Supplied entries -
◇ ◇ ◇ ◇ ◇ ◇ ◇

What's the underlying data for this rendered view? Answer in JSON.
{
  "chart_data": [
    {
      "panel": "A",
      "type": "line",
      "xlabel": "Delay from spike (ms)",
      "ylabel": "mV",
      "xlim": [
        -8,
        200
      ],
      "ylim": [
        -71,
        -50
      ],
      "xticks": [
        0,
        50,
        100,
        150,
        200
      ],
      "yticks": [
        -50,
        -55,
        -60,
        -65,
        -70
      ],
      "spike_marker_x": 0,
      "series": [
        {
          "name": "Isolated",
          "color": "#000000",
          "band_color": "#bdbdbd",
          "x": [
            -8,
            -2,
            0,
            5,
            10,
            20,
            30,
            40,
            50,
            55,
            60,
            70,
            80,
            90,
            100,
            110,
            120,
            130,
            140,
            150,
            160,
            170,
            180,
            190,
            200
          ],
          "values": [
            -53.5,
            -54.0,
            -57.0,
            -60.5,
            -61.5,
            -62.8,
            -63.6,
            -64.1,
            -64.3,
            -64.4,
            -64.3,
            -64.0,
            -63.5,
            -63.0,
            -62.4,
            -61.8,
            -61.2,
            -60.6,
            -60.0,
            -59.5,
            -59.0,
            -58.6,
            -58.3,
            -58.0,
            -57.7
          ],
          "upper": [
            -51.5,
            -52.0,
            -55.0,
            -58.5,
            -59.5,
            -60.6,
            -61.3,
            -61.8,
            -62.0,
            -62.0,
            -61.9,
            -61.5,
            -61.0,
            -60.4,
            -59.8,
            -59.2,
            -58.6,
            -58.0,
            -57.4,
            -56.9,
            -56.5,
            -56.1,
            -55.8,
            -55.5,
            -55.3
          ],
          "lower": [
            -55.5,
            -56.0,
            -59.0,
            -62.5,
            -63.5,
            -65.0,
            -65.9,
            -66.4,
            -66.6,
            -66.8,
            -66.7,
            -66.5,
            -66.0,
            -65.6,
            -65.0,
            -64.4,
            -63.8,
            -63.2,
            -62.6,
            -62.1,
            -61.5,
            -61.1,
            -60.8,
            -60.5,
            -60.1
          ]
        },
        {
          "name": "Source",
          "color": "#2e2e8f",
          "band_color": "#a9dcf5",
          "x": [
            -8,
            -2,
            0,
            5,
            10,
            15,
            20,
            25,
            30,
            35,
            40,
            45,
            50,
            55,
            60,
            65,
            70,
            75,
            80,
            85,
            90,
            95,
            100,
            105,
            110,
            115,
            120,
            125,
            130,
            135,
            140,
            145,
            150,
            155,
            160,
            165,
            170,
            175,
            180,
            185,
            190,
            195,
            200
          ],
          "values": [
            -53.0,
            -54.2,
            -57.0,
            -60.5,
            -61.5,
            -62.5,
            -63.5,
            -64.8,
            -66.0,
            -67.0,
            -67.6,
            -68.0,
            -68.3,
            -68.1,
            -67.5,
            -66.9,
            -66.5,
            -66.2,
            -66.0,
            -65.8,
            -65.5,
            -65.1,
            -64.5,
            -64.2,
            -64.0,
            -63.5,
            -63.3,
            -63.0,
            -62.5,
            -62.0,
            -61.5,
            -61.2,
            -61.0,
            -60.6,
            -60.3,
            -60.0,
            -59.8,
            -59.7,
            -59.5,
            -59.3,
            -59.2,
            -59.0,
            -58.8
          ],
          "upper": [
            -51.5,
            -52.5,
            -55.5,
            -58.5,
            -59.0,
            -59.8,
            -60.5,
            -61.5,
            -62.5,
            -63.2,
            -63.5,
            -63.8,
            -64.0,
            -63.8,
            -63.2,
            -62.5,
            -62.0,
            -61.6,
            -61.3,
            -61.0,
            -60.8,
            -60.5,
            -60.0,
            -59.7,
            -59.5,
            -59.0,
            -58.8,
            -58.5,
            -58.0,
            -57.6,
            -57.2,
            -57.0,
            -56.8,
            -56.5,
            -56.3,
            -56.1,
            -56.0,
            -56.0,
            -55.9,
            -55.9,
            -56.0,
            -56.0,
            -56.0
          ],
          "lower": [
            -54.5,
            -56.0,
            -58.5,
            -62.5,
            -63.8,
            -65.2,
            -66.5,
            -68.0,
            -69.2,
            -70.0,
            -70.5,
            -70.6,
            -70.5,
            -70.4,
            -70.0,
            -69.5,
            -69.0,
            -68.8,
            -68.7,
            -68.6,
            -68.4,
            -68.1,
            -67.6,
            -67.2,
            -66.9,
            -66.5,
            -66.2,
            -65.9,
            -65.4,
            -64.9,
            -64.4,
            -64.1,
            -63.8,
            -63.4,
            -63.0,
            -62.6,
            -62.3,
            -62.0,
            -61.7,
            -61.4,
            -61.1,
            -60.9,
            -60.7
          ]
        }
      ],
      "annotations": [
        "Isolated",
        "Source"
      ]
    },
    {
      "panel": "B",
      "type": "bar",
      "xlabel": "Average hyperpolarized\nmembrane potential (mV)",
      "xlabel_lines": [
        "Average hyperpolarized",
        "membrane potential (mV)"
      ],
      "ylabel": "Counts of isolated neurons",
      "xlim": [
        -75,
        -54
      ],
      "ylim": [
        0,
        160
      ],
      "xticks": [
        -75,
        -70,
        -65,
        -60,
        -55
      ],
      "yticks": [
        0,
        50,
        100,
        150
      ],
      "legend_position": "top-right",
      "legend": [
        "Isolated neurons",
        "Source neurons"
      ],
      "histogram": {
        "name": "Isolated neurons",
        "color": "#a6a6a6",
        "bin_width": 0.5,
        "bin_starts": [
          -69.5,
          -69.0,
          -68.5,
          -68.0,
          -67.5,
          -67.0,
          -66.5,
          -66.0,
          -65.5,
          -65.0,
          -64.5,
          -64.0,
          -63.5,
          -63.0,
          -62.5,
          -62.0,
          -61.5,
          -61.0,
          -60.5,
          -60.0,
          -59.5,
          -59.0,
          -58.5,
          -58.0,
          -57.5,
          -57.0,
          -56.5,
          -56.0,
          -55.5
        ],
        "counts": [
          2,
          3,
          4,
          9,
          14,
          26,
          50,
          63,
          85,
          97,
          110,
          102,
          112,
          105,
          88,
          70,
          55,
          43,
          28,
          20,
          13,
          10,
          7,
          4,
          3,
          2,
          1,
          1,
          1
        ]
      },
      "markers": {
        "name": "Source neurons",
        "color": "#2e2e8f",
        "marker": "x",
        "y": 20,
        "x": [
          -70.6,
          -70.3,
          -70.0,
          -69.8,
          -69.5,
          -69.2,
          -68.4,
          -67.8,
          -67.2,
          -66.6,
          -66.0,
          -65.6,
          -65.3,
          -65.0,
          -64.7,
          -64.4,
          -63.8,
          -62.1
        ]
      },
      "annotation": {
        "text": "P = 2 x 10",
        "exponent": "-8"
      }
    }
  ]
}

◇ ◇ ◇ ◇ ◇ ◇ ◇

Task to carry out -
Extract the full set of entries word for word.

Answer -
What's the underlying data for this rendered view? Answer in JSON.
{
  "chart_data": [
    {
      "panel": "A",
      "type": "line",
      "xlabel": "Delay from spike (ms)",
      "ylabel": "mV",
      "xlim": [
        -8,
        200
      ],
      "ylim": [
        -71,
        -50
      ],
      "xticks": [
        0,
        50,
        100,
        150,
        200
      ],
      "yticks": [
        -50,
        -55,
        -60,
        -65,
        -70
      ],
      "spike_marker_x": 0,
      "series": [
        {
          "name": "Isolated",
          "color": "#000000",
          "band_color": "#bdbdbd",
          "x": [
            -8,
            -2,
            0,
            5,
            10,
            20,
            30,
            40,
            50,
            55,
            60,
            70,
            80,
            90,
            100,
            110,
            120,
            130,
            140,
            150,
            160,
            170,
            180,
            190,
            200
          ],
          "values": [
            -53.5,
            -54.0,
            -57.0,
            -60.5,
            -61.5,
            -62.8,
            -63.6,
            -64.1,
            -64.3,
            -64.4,
            -64.3,
            -64.0,
            -63.5,
            -63.0,
            -62.4,
            -61.8,
            -61.2,
            -60.6,
            -60.0,
            -59.5,
            -59.0,
            -58.6,
            -58.3,
            -58.0,
            -57.7
          ],
          "upper": [
            -51.5,
            -52.0,
            -55.0,
            -58.5,
            -59.5,
            -60.6,
            -61.3,
            -61.8,
            -62.0,
            -62.0,
            -61.9,
            -61.5,
            -61.0,
            -60.4,
            -59.8,
            -59.2,
            -58.6,
            -58.0,
            -57.4,
            -56.9,
            -56.5,
            -56.1,
            -55.8,
            -55.5,
            -55.3
          ],
          "lower": [
            -55.5,
            -56.0,
            -59.0,
            -62.5,
            -63.5,
            -65.0,
            -65.9,
            -66.4,
            -66.6,
            -66.8,
            -66.7,
            -66.5,
            -66.0,
            -65.6,
            -65.0,
            -64.4,
            -63.8,
            -63.2,
            -62.6,
            -62.1,
            -61.5,
            -61.1,
            -60.8,
            -60.5,
            -60.1
          ]
        },
        {
          "name": "Source",
          "color": "#2e2e8f",
          "band_color": "#a9dcf5",
          "x": [
            -8,
            -2,
            0,
            5,
            10,
            15,
            20,
            25,
            30,
            35,
            40,
            45,
            50,
            55,
            60,
            65,
            70,
            75,
            80,
            85,
            90,
            95,
            100,
            105,
            110,
            115,
            120,
            125,
            130,
            135,
            140,
            145,
            150,
            155,
            160,
            165,
            170,
            175,
            180,
            185,
            190,
            195,
            200
          ],
          "values": [
            -53.0,
            -54.2,
            -57.0,
            -60.5,
            -61.5,
            -62.5,
            -63.5,
            -64.8,
            -66.0,
            -67.0,
            -67.6,
            -68.0,
            -68.3,
            -68.1,
            -67.5,
            -66.9,
            -66.5,
            -66.2,
            -66.0,
            -65.8,
            -65.5,
            -65.1,
            -64.5,
            -64.2,
            -64.0,
            -63.5,
            -63.3,
            -63.0,
            -62.5,
            -62.0,
            -61.5,
            -61.2,
            -61.0,
            -60.6,
            -60.3,
            -60.0,
            -59.8,
            -59.7,
            -59.5,
            -59.3,
            -59.2,
            -59.0,
            -58.8
          ],
          "upper": [
            -51.5,
            -52.5,
            -55.5,
            -58.5,
            -59.0,
            -59.8,
            -60.5,
            -61.5,
            -62.5,
            -63.2,
            -63.5,
            -63.8,
            -64.0,
            -63.8,
            -63.2,
            -62.5,
            -62.0,
            -61.6,
            -61.3,
            -61.0,
            -60.8,
            -60.5,
            -60.0,
            -59.7,
            -59.5,
            -59.0,
            -58.8,
            -58.5,
            -58.0,
            -57.6,
            -57.2,
            -57.0,
            -56.8,
            -56.5,
            -56.3,
            -56.1,
            -56.0,
            -56.0,
            -55.9,
            -55.9,
            -56.0,
            -56.0,
            -56.0
          ],
          "lower": [
            -54.5,
            -56.0,
            -58.5,
            -62.5,
            -63.8,
            -65.2,
            -66.5,
            -68.0,
            -69.2,
            -70.0,
            -70.5,
            -70.6,
            -70.5,
            -70.4,
            -70.0,
            -69.5,
            -69.0,
            -68.8,
            -68.7,
            -68.6,
            -68.4,
            -68.1,
            -67.6,
            -67.2,
            -66.9,
            -66.5,
            -66.2,
            -65.9,
            -65.4,
            -64.9,
            -64.4,
            -64.1,
            -63.8,
            -63.4,
            -63.0,
            -62.6,
            -62.3,
            -62.0,
            -61.7,
            -61.4,
            -61.1,
            -60.9,
            -60.7
          ]
        }
      ],
      "annotations": [
        "Isolated",
        "Source"
      ]
    },
    {
      "panel": "B",
      "type": "bar",
      "xlabel": "Average hyperpolarized\nmembrane potential (mV)",
      "xlabel_lines": [
        "Average hyperpolarized",
        "membrane potential (mV)"
      ],
      "ylabel": "Counts of isolated neurons",
      "xlim": [
        -75,
        -54
      ],
      "ylim": [
        0,
        160
      ],
      "xticks": [
        -75,
        -70,
        -65,
        -60,
        -55
      ],
      "yticks": [
        0,
        50,
        100,
        150
      ],
      "legend_position": "top-right",
      "legend": [
        "Isolated neurons",
        "Source neurons"
      ],
      "histogram": {
        "name": "Isolated neurons",
        "color": "#a6a6a6",
        "bin_width": 0.5,
        "bin_starts": [
          -69.5,
          -69.0,
          -68.5,
          -68.0,
          -67.5,
          -67.0,
          -66.5,
          -66.0,
          -65.5,
          -65.0,
          -64.5,
          -64.0,
          -63.5,
          -63.0,
          -62.5,
          -62.0,
          -61.5,
          -61.0,
          -60.5,
          -60.0,
          -59.5,
          -59.0,
          -58.5,
          -58.0,
          -57.5,
          -57.0,
          -56.5,
          -56.0,
          -55.5
        ],
        "counts": [
          2,
          3,
          4,
          9,
          14,
          26,
          50,
          63,
          85,
          97,
          110,
          102,
          112,
          105,
          88,
          70,
          55,
          43,
          28,
          20,
          13,
          10,
          7,
          4,
          3,
          2,
          1,
          1,
          1
        ]
      },
      "markers": {
        "name": "Source neurons",
        "color": "#2e2e8f",
        "marker": "x",
        "y": 20,
        "x": [
          -70.6,
          -70.3,
          -70.0,
          -69.8,
          -69.5,
          -69.2,
          -68.4,
          -67.8,
          -67.2,
          -66.6,
          -66.0,
          -65.6,
          -65.3,
          -65.0,
          -64.7,
          -64.4,
          -63.8,
          -62.1
        ]
      },
      "annotation": {
        "text": "P = 2 x 10",
        "exponent": "-8"
      }
    }
  ]
}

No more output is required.